Set out each line from the following listing that includes the word "within".
* Begin GIVEN RECORDS *
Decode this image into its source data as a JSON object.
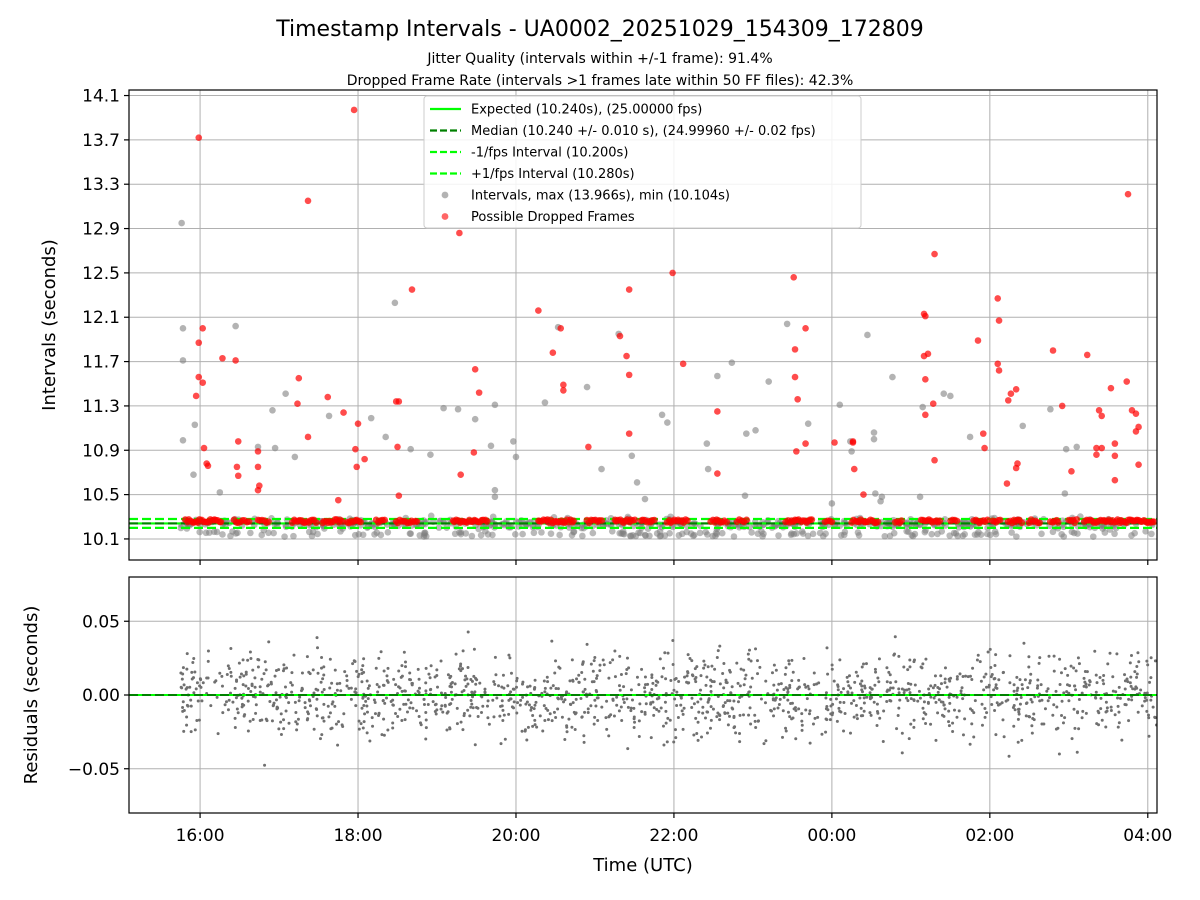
{
  "title": "Timestamp Intervals - UA0002_20251029_154309_172809",
  "subtitle_1": "Jitter Quality (intervals within +/-1 frame): 91.4%",
  "subtitle_2": "Dropped Frame Rate (intervals >1 frames late within 50 FF files): 42.3%",
  "colors": {
    "expected": "#00ff00",
    "median": "#008000",
    "interval_bounds": "#00ff00",
    "intervals": "#808080",
    "dropped": "#ff0000",
    "residuals": "#707070"
  },
  "chart_data": [
    {
      "type": "scatter",
      "ylabel": "Intervals (seconds)",
      "x_ticks": [
        "16:00",
        "18:00",
        "20:00",
        "22:00",
        "00:00",
        "02:00",
        "04:00"
      ],
      "y_ticks": [
        "10.1",
        "10.5",
        "10.9",
        "11.3",
        "11.7",
        "12.1",
        "12.5",
        "12.9",
        "13.3",
        "13.7",
        "14.1"
      ],
      "ylim": [
        9.91,
        14.15
      ],
      "xlim": [
        "15:06",
        "04:07"
      ],
      "grid": true,
      "legend_placement": "upper-center",
      "expected_interval": 10.24,
      "median_interval": 10.24,
      "lower_interval": 10.2,
      "upper_interval": 10.28,
      "max_interval": 13.966,
      "min_interval": 10.104,
      "legend": [
        {
          "label": "Expected (10.240s), (25.00000 fps)",
          "style": "line",
          "color": "#00ff00"
        },
        {
          "label": "Median (10.240 +/- 0.010 s), (24.99960 +/- 0.02 fps)",
          "style": "dashed",
          "color": "#008000"
        },
        {
          "label": "-1/fps Interval (10.200s)",
          "style": "dashed",
          "color": "#00ff00"
        },
        {
          "label": "+1/fps Interval (10.280s)",
          "style": "dashed",
          "color": "#00ff00"
        },
        {
          "label": "Intervals, max (13.966s), min (10.104s)",
          "style": "dot",
          "color": "#a0a0a0"
        },
        {
          "label": "Possible Dropped Frames",
          "style": "dot",
          "color": "#ff4040"
        }
      ],
      "dropped_points": [
        [
          "15:59",
          13.72
        ],
        [
          "15:59",
          11.87
        ],
        [
          "16:02",
          12.0
        ],
        [
          "15:57",
          11.39
        ],
        [
          "15:59",
          11.56
        ],
        [
          "16:02",
          11.51
        ],
        [
          "16:03",
          10.92
        ],
        [
          "16:05",
          10.78
        ],
        [
          "16:06",
          10.76
        ],
        [
          "16:17",
          11.73
        ],
        [
          "16:27",
          11.71
        ],
        [
          "16:29",
          10.98
        ],
        [
          "16:28",
          10.75
        ],
        [
          "16:29",
          10.67
        ],
        [
          "16:44",
          10.89
        ],
        [
          "16:44",
          10.75
        ],
        [
          "16:45",
          10.58
        ],
        [
          "16:44",
          10.54
        ],
        [
          "17:15",
          11.55
        ],
        [
          "17:14",
          11.32
        ],
        [
          "17:22",
          13.15
        ],
        [
          "17:22",
          11.02
        ],
        [
          "17:37",
          11.38
        ],
        [
          "17:45",
          10.45
        ],
        [
          "17:49",
          11.24
        ],
        [
          "17:57",
          13.97
        ],
        [
          "18:00",
          11.14
        ],
        [
          "17:58",
          10.91
        ],
        [
          "17:59",
          10.75
        ],
        [
          "18:05",
          10.82
        ],
        [
          "18:29",
          11.34
        ],
        [
          "18:31",
          11.34
        ],
        [
          "18:30",
          10.93
        ],
        [
          "18:31",
          10.49
        ],
        [
          "18:41",
          12.35
        ],
        [
          "19:17",
          12.86
        ],
        [
          "19:18",
          10.68
        ],
        [
          "19:29",
          11.63
        ],
        [
          "19:28",
          10.88
        ],
        [
          "19:32",
          11.42
        ],
        [
          "20:17",
          12.16
        ],
        [
          "20:28",
          11.78
        ],
        [
          "20:34",
          12.0
        ],
        [
          "20:36",
          11.49
        ],
        [
          "20:36",
          11.44
        ],
        [
          "20:55",
          10.93
        ],
        [
          "21:19",
          11.93
        ],
        [
          "21:24",
          11.75
        ],
        [
          "21:26",
          12.35
        ],
        [
          "21:26",
          11.58
        ],
        [
          "21:26",
          11.05
        ],
        [
          "21:59",
          12.5
        ],
        [
          "22:07",
          11.68
        ],
        [
          "22:33",
          11.25
        ],
        [
          "22:33",
          10.69
        ],
        [
          "23:31",
          12.46
        ],
        [
          "23:32",
          11.81
        ],
        [
          "23:32",
          11.56
        ],
        [
          "23:34",
          11.36
        ],
        [
          "23:33",
          10.89
        ],
        [
          "23:40",
          12.0
        ],
        [
          "23:40",
          10.96
        ],
        [
          "00:02",
          10.97
        ],
        [
          "00:16",
          10.98
        ],
        [
          "00:16",
          10.97
        ],
        [
          "00:17",
          10.73
        ],
        [
          "00:24",
          10.5
        ],
        [
          "01:10",
          12.13
        ],
        [
          "01:11",
          12.11
        ],
        [
          "01:13",
          11.77
        ],
        [
          "01:10",
          11.75
        ],
        [
          "01:11",
          11.54
        ],
        [
          "01:11",
          11.22
        ],
        [
          "01:18",
          12.67
        ],
        [
          "01:17",
          11.32
        ],
        [
          "01:18",
          10.81
        ],
        [
          "01:51",
          11.89
        ],
        [
          "01:55",
          11.05
        ],
        [
          "01:56",
          10.92
        ],
        [
          "02:06",
          12.27
        ],
        [
          "02:07",
          12.07
        ],
        [
          "02:06",
          11.68
        ],
        [
          "02:07",
          11.62
        ],
        [
          "02:14",
          11.35
        ],
        [
          "02:16",
          11.41
        ],
        [
          "02:13",
          10.6
        ],
        [
          "02:20",
          11.45
        ],
        [
          "02:21",
          10.78
        ],
        [
          "02:20",
          10.74
        ],
        [
          "02:48",
          11.8
        ],
        [
          "02:55",
          11.3
        ],
        [
          "03:02",
          10.71
        ],
        [
          "03:14",
          11.76
        ],
        [
          "03:21",
          10.92
        ],
        [
          "03:23",
          11.26
        ],
        [
          "03:25",
          11.21
        ],
        [
          "03:25",
          10.92
        ],
        [
          "03:21",
          10.86
        ],
        [
          "03:32",
          11.46
        ],
        [
          "03:35",
          10.96
        ],
        [
          "03:35",
          10.85
        ],
        [
          "03:35",
          10.63
        ],
        [
          "03:45",
          13.21
        ],
        [
          "03:44",
          11.52
        ],
        [
          "03:48",
          11.26
        ],
        [
          "03:51",
          11.23
        ],
        [
          "03:53",
          11.11
        ],
        [
          "03:51",
          11.07
        ],
        [
          "03:53",
          10.77
        ]
      ],
      "interval_points": [
        [
          "15:46",
          12.95
        ],
        [
          "15:47",
          12.0
        ],
        [
          "15:47",
          11.71
        ],
        [
          "15:47",
          10.99
        ],
        [
          "15:56",
          11.13
        ],
        [
          "15:55",
          10.68
        ],
        [
          "16:15",
          10.52
        ],
        [
          "16:27",
          12.02
        ],
        [
          "16:44",
          10.93
        ],
        [
          "16:55",
          11.26
        ],
        [
          "16:57",
          10.92
        ],
        [
          "17:05",
          11.41
        ],
        [
          "17:12",
          10.84
        ],
        [
          "17:38",
          11.21
        ],
        [
          "18:10",
          11.19
        ],
        [
          "18:21",
          11.02
        ],
        [
          "18:28",
          12.23
        ],
        [
          "18:40",
          10.91
        ],
        [
          "18:55",
          10.86
        ],
        [
          "19:05",
          11.28
        ],
        [
          "19:16",
          11.27
        ],
        [
          "19:29",
          11.18
        ],
        [
          "19:41",
          10.94
        ],
        [
          "19:44",
          10.54
        ],
        [
          "19:44",
          10.48
        ],
        [
          "19:44",
          11.31
        ],
        [
          "19:58",
          10.98
        ],
        [
          "20:00",
          10.84
        ],
        [
          "20:22",
          11.33
        ],
        [
          "20:32",
          12.01
        ],
        [
          "20:54",
          11.47
        ],
        [
          "21:05",
          10.73
        ],
        [
          "21:18",
          11.95
        ],
        [
          "21:28",
          10.85
        ],
        [
          "21:32",
          10.61
        ],
        [
          "21:38",
          10.46
        ],
        [
          "21:51",
          11.22
        ],
        [
          "21:55",
          11.15
        ],
        [
          "22:25",
          10.96
        ],
        [
          "22:26",
          10.73
        ],
        [
          "22:33",
          11.57
        ],
        [
          "22:44",
          11.69
        ],
        [
          "22:54",
          10.49
        ],
        [
          "22:55",
          11.05
        ],
        [
          "23:02",
          11.08
        ],
        [
          "23:12",
          11.52
        ],
        [
          "23:26",
          12.04
        ],
        [
          "23:42",
          11.14
        ],
        [
          "00:00",
          10.42
        ],
        [
          "00:06",
          11.31
        ],
        [
          "00:14",
          10.98
        ],
        [
          "00:15",
          10.89
        ],
        [
          "00:27",
          11.94
        ],
        [
          "00:32",
          11.06
        ],
        [
          "00:32",
          11.0
        ],
        [
          "00:33",
          10.51
        ],
        [
          "00:37",
          10.44
        ],
        [
          "00:38",
          10.48
        ],
        [
          "00:46",
          11.56
        ],
        [
          "01:07",
          10.48
        ],
        [
          "01:09",
          11.29
        ],
        [
          "01:25",
          11.41
        ],
        [
          "01:30",
          11.39
        ],
        [
          "01:45",
          11.02
        ],
        [
          "02:25",
          11.12
        ],
        [
          "02:46",
          11.27
        ],
        [
          "02:57",
          10.51
        ],
        [
          "02:58",
          10.91
        ],
        [
          "03:06",
          10.93
        ]
      ]
    },
    {
      "type": "scatter",
      "xlabel": "Time (UTC)",
      "ylabel": "Residuals (seconds)",
      "x_ticks": [
        "16:00",
        "18:00",
        "20:00",
        "22:00",
        "00:00",
        "02:00",
        "04:00"
      ],
      "y_ticks": [
        "0.05",
        "0.00",
        "−0.05"
      ],
      "ylim": [
        -0.08,
        0.08
      ],
      "grid": true
    }
  ]
}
* End GIVEN RECORDS *
■ **THE RESULT**:
  "subtitle_1": "Jitter Quality (intervals within +/-1 frame): 91.4%",
  "subtitle_2": "Dropped Frame Rate (intervals >1 frames late within 50 FF files): 42.3%",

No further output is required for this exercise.